'''
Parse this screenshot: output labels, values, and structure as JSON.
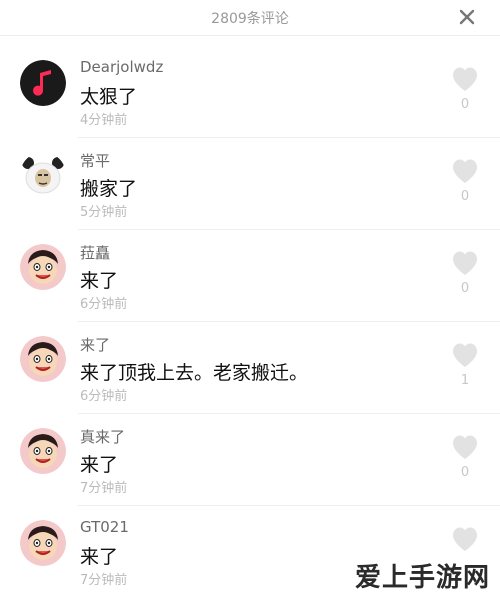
{
  "header": {
    "title": "2809条评论",
    "close_icon": "close-icon"
  },
  "colors": {
    "like_icon": "#e2e2e2",
    "username": "#6a6a6a",
    "time": "#bbbbbb",
    "music_avatar_bg": "#1a1a1a",
    "music_note": "#ff2a55"
  },
  "comments": [
    {
      "username": "Dearjolwdz",
      "text": "太狠了",
      "time": "4分钟前",
      "likes": "0",
      "avatar": "music-app-avatar"
    },
    {
      "username": "常平",
      "text": "搬家了",
      "time": "5分钟前",
      "likes": "0",
      "avatar": "panda-meme-avatar"
    },
    {
      "username": "菈矗",
      "text": "来了",
      "time": "6分钟前",
      "likes": "0",
      "avatar": "cartoon-face-avatar"
    },
    {
      "username": "来了",
      "text": "来了顶我上去。老家搬迁。",
      "time": "6分钟前",
      "likes": "1",
      "avatar": "cartoon-face-avatar"
    },
    {
      "username": "真来了",
      "text": "来了",
      "time": "7分钟前",
      "likes": "0",
      "avatar": "cartoon-face-avatar"
    },
    {
      "username": "GT021",
      "text": "来了",
      "time": "7分钟前",
      "likes": "",
      "avatar": "cartoon-face-avatar"
    }
  ],
  "watermark": "爱上手游网"
}
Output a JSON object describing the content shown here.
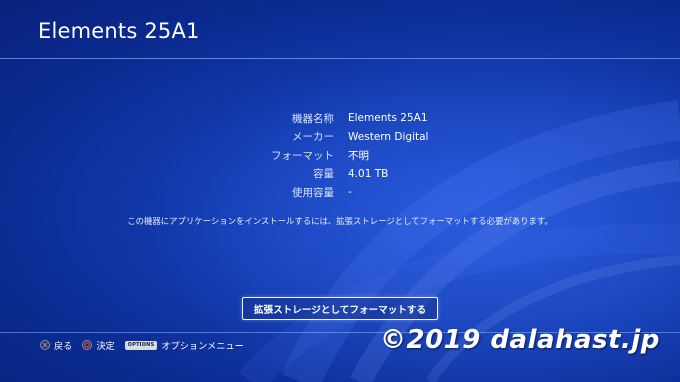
{
  "screen": {
    "title": "Elements 25A1"
  },
  "device_info": {
    "rows": [
      {
        "label": "機器名称",
        "value": "Elements 25A1"
      },
      {
        "label": "メーカー",
        "value": "Western Digital"
      },
      {
        "label": "フォーマット",
        "value": "不明"
      },
      {
        "label": "容量",
        "value": "4.01 TB"
      },
      {
        "label": "使用容量",
        "value": "-"
      }
    ]
  },
  "notice": "この機器にアプリケーションをインストールするには、拡張ストレージとしてフォーマットする必要があります。",
  "actions": {
    "format_label": "拡張ストレージとしてフォーマットする"
  },
  "footer": {
    "back_label": "戻る",
    "confirm_label": "決定",
    "options_key": "OPTIONS",
    "options_label": "オプションメニュー"
  },
  "watermark": "©2019 dalahast.jp",
  "icons": {
    "back": "cross-button-icon",
    "confirm": "circle-button-icon",
    "options": "options-button-icon"
  },
  "colors": {
    "background": "#133cb0",
    "cross_button": "#6f86d8",
    "circle_button": "#e0526b"
  }
}
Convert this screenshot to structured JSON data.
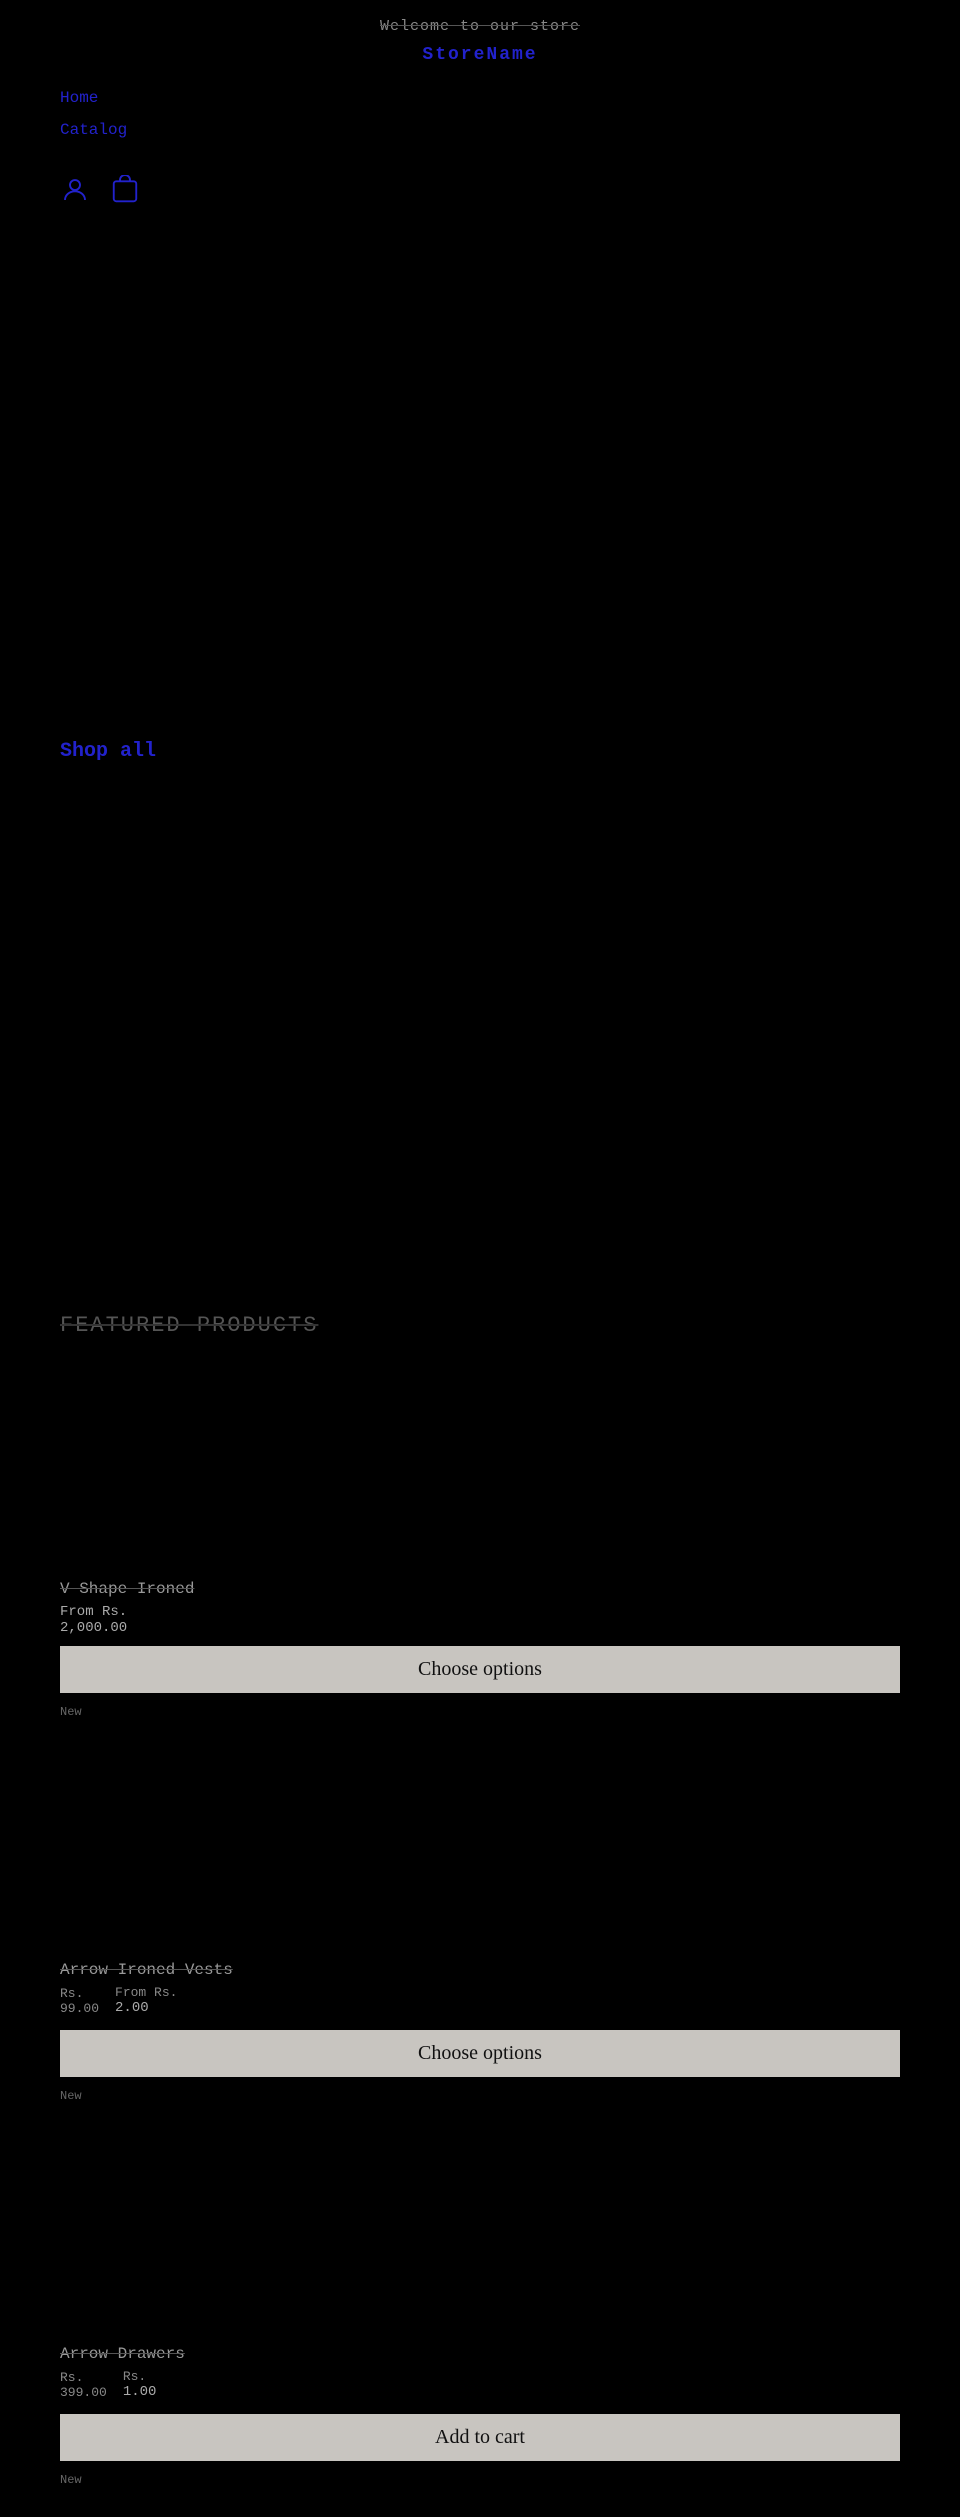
{
  "header": {
    "welcome": "Welcome to our store",
    "store_name": "StoreName"
  },
  "nav": {
    "links": [
      {
        "label": "Home",
        "href": "#"
      },
      {
        "label": "Catalog",
        "href": "#"
      }
    ],
    "icons": [
      {
        "name": "account",
        "symbol": "👤"
      },
      {
        "name": "cart",
        "symbol": "🛍"
      }
    ]
  },
  "hero": {
    "shop_all_label": "Shop all"
  },
  "featured": {
    "section_title": "FEATURED PRODUCTS",
    "products": [
      {
        "name": "V Shape Ironed",
        "price_from_label": "From Rs.",
        "price_from": "2,000.00",
        "btn_label": "Choose options",
        "badge": "New"
      },
      {
        "name": "Arrow Ironed Vests",
        "price_original_label": "Rs.",
        "price_original": "99.00",
        "price_from_label": "From Rs.",
        "price_from": "2.00",
        "btn_label": "Choose options",
        "badge": "New"
      },
      {
        "name": "Arrow Drawers",
        "price_original_label": "Rs.",
        "price_original": "399.00",
        "price_sale_label": "Rs.",
        "price_sale": "1.00",
        "btn_label": "Add to cart",
        "badge": "New"
      }
    ]
  }
}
'''
Problem statement: Print every entry exactly as written, without the pictures.

Complete output:
Parse this screenshot: output labels, values, and structure as JSON.
{
  "header": {
    "title": "2809条评论",
    "close_icon": "close-icon"
  },
  "colors": {
    "like_icon": "#e2e2e2",
    "username": "#6a6a6a",
    "time": "#bbbbbb",
    "music_avatar_bg": "#1a1a1a",
    "music_note": "#ff2a55"
  },
  "comments": [
    {
      "username": "Dearjolwdz",
      "text": "太狠了",
      "time": "4分钟前",
      "likes": "0",
      "avatar": "music-app-avatar"
    },
    {
      "username": "常平",
      "text": "搬家了",
      "time": "5分钟前",
      "likes": "0",
      "avatar": "panda-meme-avatar"
    },
    {
      "username": "菈矗",
      "text": "来了",
      "time": "6分钟前",
      "likes": "0",
      "avatar": "cartoon-face-avatar"
    },
    {
      "username": "来了",
      "text": "来了顶我上去。老家搬迁。",
      "time": "6分钟前",
      "likes": "1",
      "avatar": "cartoon-face-avatar"
    },
    {
      "username": "真来了",
      "text": "来了",
      "time": "7分钟前",
      "likes": "0",
      "avatar": "cartoon-face-avatar"
    },
    {
      "username": "GT021",
      "text": "来了",
      "time": "7分钟前",
      "likes": "",
      "avatar": "cartoon-face-avatar"
    }
  ],
  "watermark": "爱上手游网"
}
Output a JSON object describing the content shown here.
{
  "screen": {
    "title": "Elements 25A1"
  },
  "device_info": {
    "rows": [
      {
        "label": "機器名称",
        "value": "Elements 25A1"
      },
      {
        "label": "メーカー",
        "value": "Western Digital"
      },
      {
        "label": "フォーマット",
        "value": "不明"
      },
      {
        "label": "容量",
        "value": "4.01 TB"
      },
      {
        "label": "使用容量",
        "value": "-"
      }
    ]
  },
  "notice": "この機器にアプリケーションをインストールするには、拡張ストレージとしてフォーマットする必要があります。",
  "actions": {
    "format_label": "拡張ストレージとしてフォーマットする"
  },
  "footer": {
    "back_label": "戻る",
    "confirm_label": "決定",
    "options_key": "OPTIONS",
    "options_label": "オプションメニュー"
  },
  "watermark": "©2019 dalahast.jp",
  "icons": {
    "back": "cross-button-icon",
    "confirm": "circle-button-icon",
    "options": "options-button-icon"
  },
  "colors": {
    "background": "#133cb0",
    "cross_button": "#6f86d8",
    "circle_button": "#e0526b"
  }
}
Convert this screenshot to structured JSON data.
{
  "header": {
    "welcome": "Welcome to our store",
    "store_name": "StoreName"
  },
  "nav": {
    "links": [
      {
        "label": "Home",
        "href": "#"
      },
      {
        "label": "Catalog",
        "href": "#"
      }
    ],
    "icons": [
      {
        "name": "account",
        "symbol": "👤"
      },
      {
        "name": "cart",
        "symbol": "🛍"
      }
    ]
  },
  "hero": {
    "shop_all_label": "Shop all"
  },
  "featured": {
    "section_title": "FEATURED PRODUCTS",
    "products": [
      {
        "name": "V Shape Ironed",
        "price_from_label": "From Rs.",
        "price_from": "2,000.00",
        "btn_label": "Choose options",
        "badge": "New"
      },
      {
        "name": "Arrow Ironed Vests",
        "price_original_label": "Rs.",
        "price_original": "99.00",
        "price_from_label": "From Rs.",
        "price_from": "2.00",
        "btn_label": "Choose options",
        "badge": "New"
      },
      {
        "name": "Arrow Drawers",
        "price_original_label": "Rs.",
        "price_original": "399.00",
        "price_sale_label": "Rs.",
        "price_sale": "1.00",
        "btn_label": "Add to cart",
        "badge": "New"
      }
    ]
  }
}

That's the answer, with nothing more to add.